* **WORKING DATA**:
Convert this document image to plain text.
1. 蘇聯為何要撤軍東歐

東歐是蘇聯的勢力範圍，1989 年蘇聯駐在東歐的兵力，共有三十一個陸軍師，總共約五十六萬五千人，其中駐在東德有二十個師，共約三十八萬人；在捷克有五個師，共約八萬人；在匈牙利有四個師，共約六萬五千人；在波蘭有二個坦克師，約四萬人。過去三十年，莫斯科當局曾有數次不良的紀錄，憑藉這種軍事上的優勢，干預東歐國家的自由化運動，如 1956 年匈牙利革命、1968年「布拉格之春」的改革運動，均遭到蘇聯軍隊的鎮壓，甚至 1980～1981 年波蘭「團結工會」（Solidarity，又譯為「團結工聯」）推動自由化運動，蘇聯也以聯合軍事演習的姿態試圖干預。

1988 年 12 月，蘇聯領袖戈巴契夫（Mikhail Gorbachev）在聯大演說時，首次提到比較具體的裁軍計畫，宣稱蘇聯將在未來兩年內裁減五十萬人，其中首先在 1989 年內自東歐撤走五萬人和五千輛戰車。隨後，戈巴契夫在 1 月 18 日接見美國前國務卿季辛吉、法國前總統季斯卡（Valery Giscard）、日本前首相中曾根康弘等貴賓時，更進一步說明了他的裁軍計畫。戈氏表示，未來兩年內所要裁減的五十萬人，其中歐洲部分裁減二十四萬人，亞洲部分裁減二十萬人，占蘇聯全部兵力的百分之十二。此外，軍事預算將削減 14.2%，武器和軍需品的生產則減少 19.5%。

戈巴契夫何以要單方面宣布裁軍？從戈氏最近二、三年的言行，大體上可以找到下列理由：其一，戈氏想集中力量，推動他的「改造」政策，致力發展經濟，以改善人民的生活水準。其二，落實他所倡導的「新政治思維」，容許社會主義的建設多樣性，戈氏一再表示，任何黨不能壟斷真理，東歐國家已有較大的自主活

* **EXERCISE INSTRUCTIONS**:
Reproduce all the data word for word.

* **RESULT BELOW**:
Convert this document image to plain text.
1. 蘇聯為何要撤軍東歐

東歐是蘇聯的勢力範圍，1989 年蘇聯駐在東歐的兵力，共有三十一個陸軍師，總共約五十六萬五千人，其中駐在東德有二十個師，共約三十八萬人；在捷克有五個師，共約八萬人；在匈牙利有四個師，共約六萬五千人；在波蘭有二個坦克師，約四萬人。過去三十年，莫斯科當局曾有數次不良的紀錄，憑藉這種軍事上的優勢，干預東歐國家的自由化運動，如 1956 年匈牙利革命、1968年「布拉格之春」的改革運動，均遭到蘇聯軍隊的鎮壓，甚至 1980～1981 年波蘭「團結工會」（Solidarity，又譯為「團結工聯」）推動自由化運動，蘇聯也以聯合軍事演習的姿態試圖干預。

1988 年 12 月，蘇聯領袖戈巴契夫（Mikhail Gorbachev）在聯大演說時，首次提到比較具體的裁軍計畫，宣稱蘇聯將在未來兩年內裁減五十萬人，其中首先在 1989 年內自東歐撤走五萬人和五千輛戰車。隨後，戈巴契夫在 1 月 18 日接見美國前國務卿季辛吉、法國前總統季斯卡（Valery Giscard）、日本前首相中曾根康弘等貴賓時，更進一步說明了他的裁軍計畫。戈氏表示，未來兩年內所要裁減的五十萬人，其中歐洲部分裁減二十四萬人，亞洲部分裁減二十萬人，占蘇聯全部兵力的百分之十二。此外，軍事預算將削減 14.2%，武器和軍需品的生產則減少 19.5%。

戈巴契夫何以要單方面宣布裁軍？從戈氏最近二、三年的言行，大體上可以找到下列理由：其一，戈氏想集中力量，推動他的「改造」政策，致力發展經濟，以改善人民的生活水準。其二，落實他所倡導的「新政治思維」，容許社會主義的建設多樣性，戈氏一再表示，任何黨不能壟斷真理，東歐國家已有較大的自主活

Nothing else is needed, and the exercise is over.